In the records that follow, locate every line with "icon" and extract it.

---- STORED DATA

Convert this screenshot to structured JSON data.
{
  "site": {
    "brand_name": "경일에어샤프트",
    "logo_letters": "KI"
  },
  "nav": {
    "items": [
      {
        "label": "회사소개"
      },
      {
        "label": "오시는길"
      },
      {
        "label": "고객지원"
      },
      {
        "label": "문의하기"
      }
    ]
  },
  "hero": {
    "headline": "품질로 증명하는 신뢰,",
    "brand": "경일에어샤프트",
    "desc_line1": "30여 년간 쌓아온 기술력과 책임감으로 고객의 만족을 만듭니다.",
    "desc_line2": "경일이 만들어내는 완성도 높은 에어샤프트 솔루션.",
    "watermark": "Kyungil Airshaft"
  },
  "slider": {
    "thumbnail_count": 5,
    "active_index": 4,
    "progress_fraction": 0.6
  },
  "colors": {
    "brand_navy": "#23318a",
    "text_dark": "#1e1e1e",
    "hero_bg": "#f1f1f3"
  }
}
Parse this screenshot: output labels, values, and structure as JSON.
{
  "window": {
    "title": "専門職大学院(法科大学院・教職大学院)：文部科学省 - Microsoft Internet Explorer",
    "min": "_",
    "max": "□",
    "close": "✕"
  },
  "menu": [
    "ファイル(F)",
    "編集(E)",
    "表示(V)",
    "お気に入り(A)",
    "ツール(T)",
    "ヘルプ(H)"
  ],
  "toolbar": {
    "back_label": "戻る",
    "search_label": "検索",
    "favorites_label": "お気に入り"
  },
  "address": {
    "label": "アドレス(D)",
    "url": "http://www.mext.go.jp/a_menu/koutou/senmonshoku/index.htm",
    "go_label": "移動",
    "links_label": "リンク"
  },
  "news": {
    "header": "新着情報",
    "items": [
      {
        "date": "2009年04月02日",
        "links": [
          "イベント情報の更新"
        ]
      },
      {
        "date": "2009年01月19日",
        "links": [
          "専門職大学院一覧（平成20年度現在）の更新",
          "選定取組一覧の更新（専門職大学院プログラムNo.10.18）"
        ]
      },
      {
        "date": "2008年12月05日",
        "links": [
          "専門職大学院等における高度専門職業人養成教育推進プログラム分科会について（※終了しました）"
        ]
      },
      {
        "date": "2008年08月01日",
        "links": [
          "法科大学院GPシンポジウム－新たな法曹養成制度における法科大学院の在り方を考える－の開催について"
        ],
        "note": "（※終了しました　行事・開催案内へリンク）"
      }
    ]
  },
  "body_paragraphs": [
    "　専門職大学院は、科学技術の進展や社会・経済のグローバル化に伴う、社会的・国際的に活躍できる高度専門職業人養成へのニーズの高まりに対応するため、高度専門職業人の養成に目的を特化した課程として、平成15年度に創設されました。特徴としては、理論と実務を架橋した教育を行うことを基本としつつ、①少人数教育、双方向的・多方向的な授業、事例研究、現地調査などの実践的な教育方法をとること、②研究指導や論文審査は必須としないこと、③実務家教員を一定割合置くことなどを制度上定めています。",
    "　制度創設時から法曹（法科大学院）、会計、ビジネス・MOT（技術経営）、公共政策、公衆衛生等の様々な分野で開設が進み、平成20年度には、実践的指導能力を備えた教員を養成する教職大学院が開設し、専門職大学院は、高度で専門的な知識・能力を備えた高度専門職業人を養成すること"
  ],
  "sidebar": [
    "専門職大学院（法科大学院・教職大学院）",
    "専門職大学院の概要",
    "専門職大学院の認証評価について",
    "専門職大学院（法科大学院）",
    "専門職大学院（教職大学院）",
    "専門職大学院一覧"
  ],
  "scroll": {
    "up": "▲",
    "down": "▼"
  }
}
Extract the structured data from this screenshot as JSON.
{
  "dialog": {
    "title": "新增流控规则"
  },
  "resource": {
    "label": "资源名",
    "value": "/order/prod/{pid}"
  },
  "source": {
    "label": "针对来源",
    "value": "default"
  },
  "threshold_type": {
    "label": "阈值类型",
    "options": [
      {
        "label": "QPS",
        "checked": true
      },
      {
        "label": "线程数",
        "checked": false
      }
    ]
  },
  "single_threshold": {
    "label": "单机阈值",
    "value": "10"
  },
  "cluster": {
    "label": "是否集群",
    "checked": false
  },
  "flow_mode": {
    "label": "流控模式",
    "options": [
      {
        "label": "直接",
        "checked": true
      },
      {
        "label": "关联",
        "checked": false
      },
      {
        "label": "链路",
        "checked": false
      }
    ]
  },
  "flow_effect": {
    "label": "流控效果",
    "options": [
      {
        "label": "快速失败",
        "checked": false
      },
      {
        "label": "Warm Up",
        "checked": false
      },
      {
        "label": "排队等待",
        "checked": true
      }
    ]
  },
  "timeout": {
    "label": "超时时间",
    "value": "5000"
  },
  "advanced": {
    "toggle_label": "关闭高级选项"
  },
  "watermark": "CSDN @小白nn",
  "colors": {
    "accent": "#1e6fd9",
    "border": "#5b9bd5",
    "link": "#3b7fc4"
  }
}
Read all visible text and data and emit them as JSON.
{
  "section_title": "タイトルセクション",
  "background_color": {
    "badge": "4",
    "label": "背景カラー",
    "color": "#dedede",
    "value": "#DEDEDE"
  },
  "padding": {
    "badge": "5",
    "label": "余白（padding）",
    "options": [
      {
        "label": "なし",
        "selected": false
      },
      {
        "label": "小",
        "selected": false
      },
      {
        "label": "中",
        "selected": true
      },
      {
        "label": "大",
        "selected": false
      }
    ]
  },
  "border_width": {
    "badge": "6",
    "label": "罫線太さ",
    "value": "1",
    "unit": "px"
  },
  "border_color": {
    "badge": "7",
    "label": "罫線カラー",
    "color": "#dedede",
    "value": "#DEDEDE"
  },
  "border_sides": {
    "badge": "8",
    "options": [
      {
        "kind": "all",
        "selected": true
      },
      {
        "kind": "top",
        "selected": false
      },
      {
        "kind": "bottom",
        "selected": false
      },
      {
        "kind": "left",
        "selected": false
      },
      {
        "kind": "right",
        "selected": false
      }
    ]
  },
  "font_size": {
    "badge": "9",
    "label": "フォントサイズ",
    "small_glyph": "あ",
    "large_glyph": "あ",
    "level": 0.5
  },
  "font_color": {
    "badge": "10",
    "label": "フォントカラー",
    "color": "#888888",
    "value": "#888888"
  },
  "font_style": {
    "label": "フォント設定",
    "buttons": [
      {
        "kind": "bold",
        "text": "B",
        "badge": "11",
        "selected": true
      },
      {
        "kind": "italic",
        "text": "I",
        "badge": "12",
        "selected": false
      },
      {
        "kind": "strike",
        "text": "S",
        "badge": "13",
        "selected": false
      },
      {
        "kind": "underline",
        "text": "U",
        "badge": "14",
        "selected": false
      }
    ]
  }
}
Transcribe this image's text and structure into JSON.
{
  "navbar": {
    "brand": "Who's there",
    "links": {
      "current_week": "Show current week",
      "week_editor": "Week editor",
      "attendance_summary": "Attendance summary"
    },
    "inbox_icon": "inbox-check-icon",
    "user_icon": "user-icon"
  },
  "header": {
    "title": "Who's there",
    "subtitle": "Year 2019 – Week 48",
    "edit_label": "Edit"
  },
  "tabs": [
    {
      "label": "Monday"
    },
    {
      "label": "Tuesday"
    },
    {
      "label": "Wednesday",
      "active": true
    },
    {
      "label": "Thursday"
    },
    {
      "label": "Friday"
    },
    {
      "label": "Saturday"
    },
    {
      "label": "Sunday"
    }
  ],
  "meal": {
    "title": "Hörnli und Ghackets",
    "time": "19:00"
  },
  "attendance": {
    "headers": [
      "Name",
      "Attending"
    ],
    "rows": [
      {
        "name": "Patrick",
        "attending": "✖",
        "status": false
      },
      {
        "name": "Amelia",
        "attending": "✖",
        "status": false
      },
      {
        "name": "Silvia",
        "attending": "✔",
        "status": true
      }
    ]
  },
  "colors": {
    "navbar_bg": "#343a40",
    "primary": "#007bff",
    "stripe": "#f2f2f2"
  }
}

--------

> **EXERCISE ANSWER**:
    "inbox_icon": "inbox-check-icon",
    "user_icon": "user-icon"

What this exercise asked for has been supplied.